* _Dataset extract_
>> BEGIN
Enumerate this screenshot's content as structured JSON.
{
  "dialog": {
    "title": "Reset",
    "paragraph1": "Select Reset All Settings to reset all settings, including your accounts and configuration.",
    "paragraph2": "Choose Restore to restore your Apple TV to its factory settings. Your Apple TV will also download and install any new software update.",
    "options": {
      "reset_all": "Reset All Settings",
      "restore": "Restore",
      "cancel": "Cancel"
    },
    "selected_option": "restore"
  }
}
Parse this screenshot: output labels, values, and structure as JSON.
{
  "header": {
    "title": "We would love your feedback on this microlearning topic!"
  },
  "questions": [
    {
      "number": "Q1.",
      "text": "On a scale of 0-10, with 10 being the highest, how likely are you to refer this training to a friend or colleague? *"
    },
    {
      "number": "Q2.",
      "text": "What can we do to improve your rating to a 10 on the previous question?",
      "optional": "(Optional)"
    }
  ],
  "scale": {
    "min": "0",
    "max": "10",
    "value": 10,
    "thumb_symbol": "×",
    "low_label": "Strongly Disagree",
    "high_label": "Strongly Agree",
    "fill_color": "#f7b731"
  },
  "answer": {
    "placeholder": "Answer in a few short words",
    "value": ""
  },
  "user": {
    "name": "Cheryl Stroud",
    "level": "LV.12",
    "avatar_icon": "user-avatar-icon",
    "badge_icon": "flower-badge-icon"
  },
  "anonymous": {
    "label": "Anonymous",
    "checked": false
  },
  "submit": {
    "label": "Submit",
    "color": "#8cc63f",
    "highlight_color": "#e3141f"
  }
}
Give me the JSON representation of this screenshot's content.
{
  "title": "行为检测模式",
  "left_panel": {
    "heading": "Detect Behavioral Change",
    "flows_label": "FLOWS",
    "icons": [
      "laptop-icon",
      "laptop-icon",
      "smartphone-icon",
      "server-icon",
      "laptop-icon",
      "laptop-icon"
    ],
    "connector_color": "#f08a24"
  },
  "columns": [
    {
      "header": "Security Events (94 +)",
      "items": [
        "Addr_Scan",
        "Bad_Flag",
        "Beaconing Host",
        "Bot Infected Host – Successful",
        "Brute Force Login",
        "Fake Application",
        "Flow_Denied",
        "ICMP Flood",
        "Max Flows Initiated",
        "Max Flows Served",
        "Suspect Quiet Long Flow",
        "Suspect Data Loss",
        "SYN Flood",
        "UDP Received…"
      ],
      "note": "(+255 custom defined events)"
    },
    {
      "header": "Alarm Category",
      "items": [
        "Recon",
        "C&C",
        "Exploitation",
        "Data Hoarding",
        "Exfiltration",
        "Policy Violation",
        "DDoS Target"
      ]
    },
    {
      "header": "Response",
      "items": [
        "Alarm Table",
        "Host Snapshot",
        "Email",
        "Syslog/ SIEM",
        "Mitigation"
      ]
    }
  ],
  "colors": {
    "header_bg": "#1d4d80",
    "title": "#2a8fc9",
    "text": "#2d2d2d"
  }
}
>> END
* _Set task_
Pull out each record as written and restate it exactly.

* _Response to this task_
Enumerate this screenshot's content as structured JSON.
{
  "dialog": {
    "title": "Reset",
    "paragraph1": "Select Reset All Settings to reset all settings, including your accounts and configuration.",
    "paragraph2": "Choose Restore to restore your Apple TV to its factory settings. Your Apple TV will also download and install any new software update.",
    "options": {
      "reset_all": "Reset All Settings",
      "restore": "Restore",
      "cancel": "Cancel"
    },
    "selected_option": "restore"
  }
}
Parse this screenshot: output labels, values, and structure as JSON.
{
  "header": {
    "title": "We would love your feedback on this microlearning topic!"
  },
  "questions": [
    {
      "number": "Q1.",
      "text": "On a scale of 0-10, with 10 being the highest, how likely are you to refer this training to a friend or colleague? *"
    },
    {
      "number": "Q2.",
      "text": "What can we do to improve your rating to a 10 on the previous question?",
      "optional": "(Optional)"
    }
  ],
  "scale": {
    "min": "0",
    "max": "10",
    "value": 10,
    "thumb_symbol": "×",
    "low_label": "Strongly Disagree",
    "high_label": "Strongly Agree",
    "fill_color": "#f7b731"
  },
  "answer": {
    "placeholder": "Answer in a few short words",
    "value": ""
  },
  "user": {
    "name": "Cheryl Stroud",
    "level": "LV.12",
    "avatar_icon": "user-avatar-icon",
    "badge_icon": "flower-badge-icon"
  },
  "anonymous": {
    "label": "Anonymous",
    "checked": false
  },
  "submit": {
    "label": "Submit",
    "color": "#8cc63f",
    "highlight_color": "#e3141f"
  }
}
Give me the JSON representation of this screenshot's content.
{
  "title": "行为检测模式",
  "left_panel": {
    "heading": "Detect Behavioral Change",
    "flows_label": "FLOWS",
    "icons": [
      "laptop-icon",
      "laptop-icon",
      "smartphone-icon",
      "server-icon",
      "laptop-icon",
      "laptop-icon"
    ],
    "connector_color": "#f08a24"
  },
  "columns": [
    {
      "header": "Security Events (94 +)",
      "items": [
        "Addr_Scan",
        "Bad_Flag",
        "Beaconing Host",
        "Bot Infected Host – Successful",
        "Brute Force Login",
        "Fake Application",
        "Flow_Denied",
        "ICMP Flood",
        "Max Flows Initiated",
        "Max Flows Served",
        "Suspect Quiet Long Flow",
        "Suspect Data Loss",
        "SYN Flood",
        "UDP Received…"
      ],
      "note": "(+255 custom defined events)"
    },
    {
      "header": "Alarm Category",
      "items": [
        "Recon",
        "C&C",
        "Exploitation",
        "Data Hoarding",
        "Exfiltration",
        "Policy Violation",
        "DDoS Target"
      ]
    },
    {
      "header": "Response",
      "items": [
        "Alarm Table",
        "Host Snapshot",
        "Email",
        "Syslog/ SIEM",
        "Mitigation"
      ]
    }
  ],
  "colors": {
    "header_bg": "#1d4d80",
    "title": "#2a8fc9",
    "text": "#2d2d2d"
  }
}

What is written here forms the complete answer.